Given task
Each record below should be output verbatim, without pictures.
--- Start Stored rows ---
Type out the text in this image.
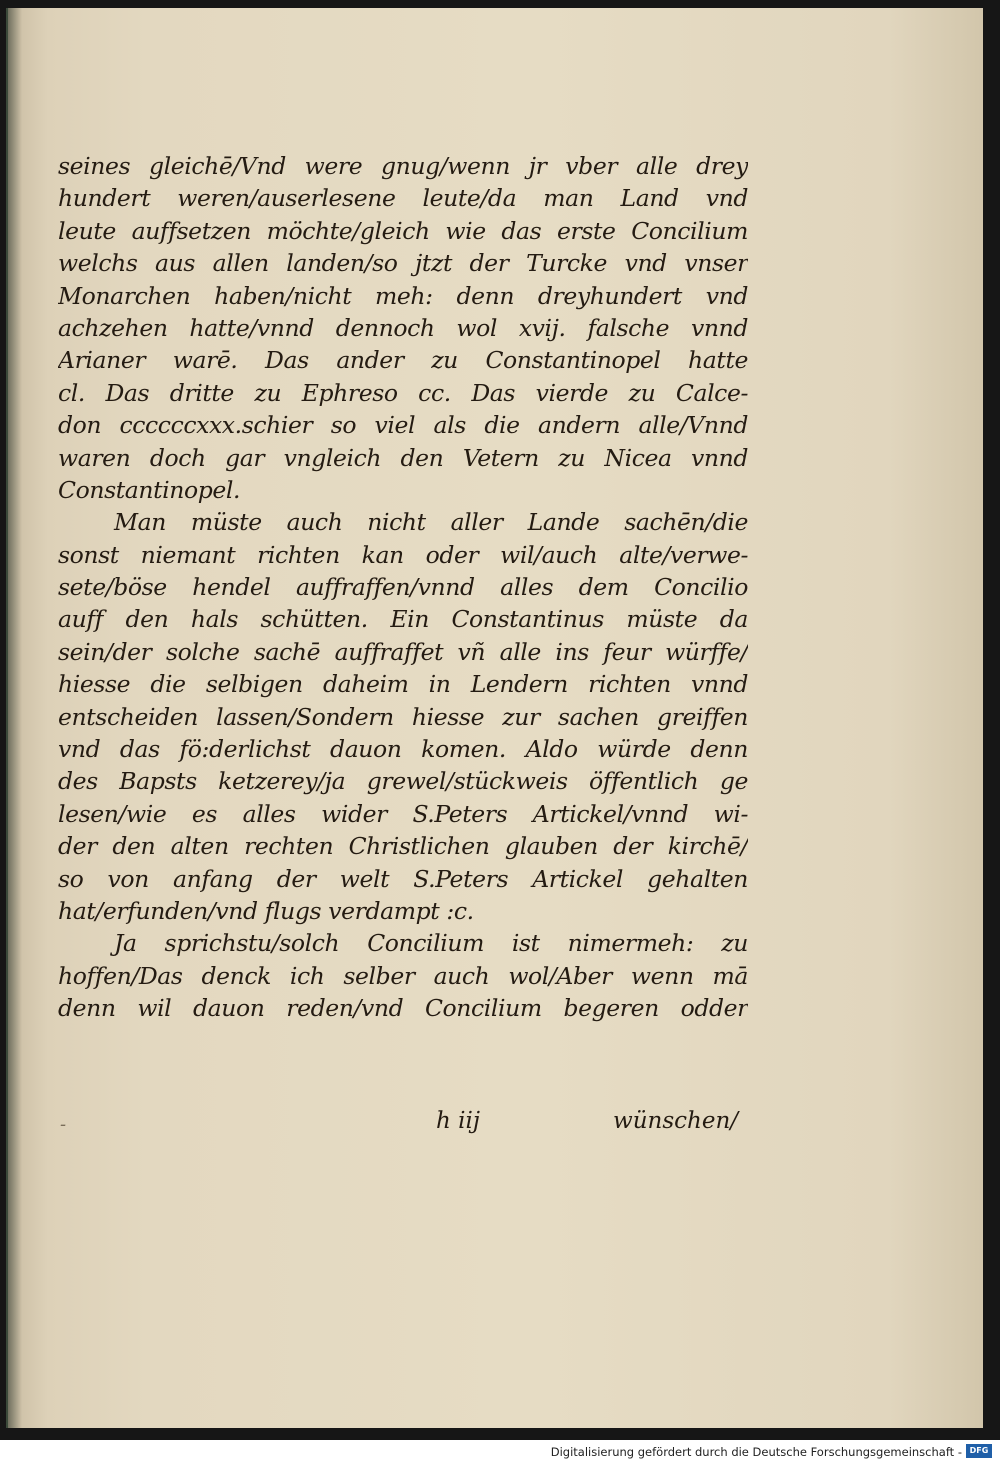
seines gleichē/Vnd were gnug/wenn jr vber alle drey
hundert weren/auserlesene leute/da man Land vnd
leute auffsetzen möchte/gleich wie das erste Concilium
welchs aus allen landen/so jtzt der Turcke vnd vnser
Monarchen haben/nicht meh: denn dreyhundert vnd
achzehen hatte/vnnd dennoch wol xvij. falsche vnnd
Arianer warē. Das ander zu Constantinopel hatte
cl. Das dritte zu Ephreso cc. Das vierde zu Calce-
don ccccccxxx.schier so viel als die andern alle/Vnnd
waren doch gar vngleich den Vetern zu Nicea vnnd
Constantinopel.
Man müste auch nicht aller Lande sachēn/die
sonst niemant richten kan oder wil/auch alte/verwe-
sete/böse hendel auffraffen/vnnd alles dem Concilio
auff den hals schütten. Ein Constantinus müste da
sein/der solche sachē auffraffet vñ alle ins feur würffe/
hiesse die selbigen daheim in Lendern richten vnnd
entscheiden lassen/Sondern hiesse zur sachen greiffen
vnd das fö:derlichst dauon komen. Aldo würde denn
des Bapsts ketzerey/ja grewel/stückweis öffentlich ge
lesen/wie es alles wider S.Peters Artickel/vnnd wi-
der den alten rechten Christlichen glauben der kirchē/
so von anfang der welt S.Peters Artickel gehalten
hat/erfunden/vnd flugs verdampt :c.
Ja sprichstu/solch Concilium ist nimermeh: zu
hoffen/Das denck ich selber auch wol/Aber wenn mā
denn wil dauon reden/vnd Concilium begeren odder
-	h iij	wünschen/
Digitalisierung gefördert durch die Deutsche Forschungsgemeinschaft - DFG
--- End Stored rows ---
The reply
Type out the text in this image.
seines gleichē/Vnd were gnug/wenn jr vber alle drey
hundert weren/auserlesene leute/da man Land vnd
leute auffsetzen möchte/gleich wie das erste Concilium
welchs aus allen landen/so jtzt der Turcke vnd vnser
Monarchen haben/nicht meh: denn dreyhundert vnd
achzehen hatte/vnnd dennoch wol xvij. falsche vnnd
Arianer warē. Das ander zu Constantinopel hatte
cl. Das dritte zu Ephreso cc. Das vierde zu Calce-
don ccccccxxx.schier so viel als die andern alle/Vnnd
waren doch gar vngleich den Vetern zu Nicea vnnd
Constantinopel.
Man müste auch nicht aller Lande sachēn/die
sonst niemant richten kan oder wil/auch alte/verwe-
sete/böse hendel auffraffen/vnnd alles dem Concilio
auff den hals schütten. Ein Constantinus müste da
sein/der solche sachē auffraffet vñ alle ins feur würffe/
hiesse die selbigen daheim in Lendern richten vnnd
entscheiden lassen/Sondern hiesse zur sachen greiffen
vnd das fö:derlichst dauon komen. Aldo würde denn
des Bapsts ketzerey/ja grewel/stückweis öffentlich ge
lesen/wie es alles wider S.Peters Artickel/vnnd wi-
der den alten rechten Christlichen glauben der kirchē/
so von anfang der welt S.Peters Artickel gehalten
hat/erfunden/vnd flugs verdampt :c.
Ja sprichstu/solch Concilium ist nimermeh: zu
hoffen/Das denck ich selber auch wol/Aber wenn mā
denn wil dauon reden/vnd Concilium begeren odder
-	h iij	wünschen/
Digitalisierung gefördert durch die Deutsche Forschungsgemeinschaft - DFG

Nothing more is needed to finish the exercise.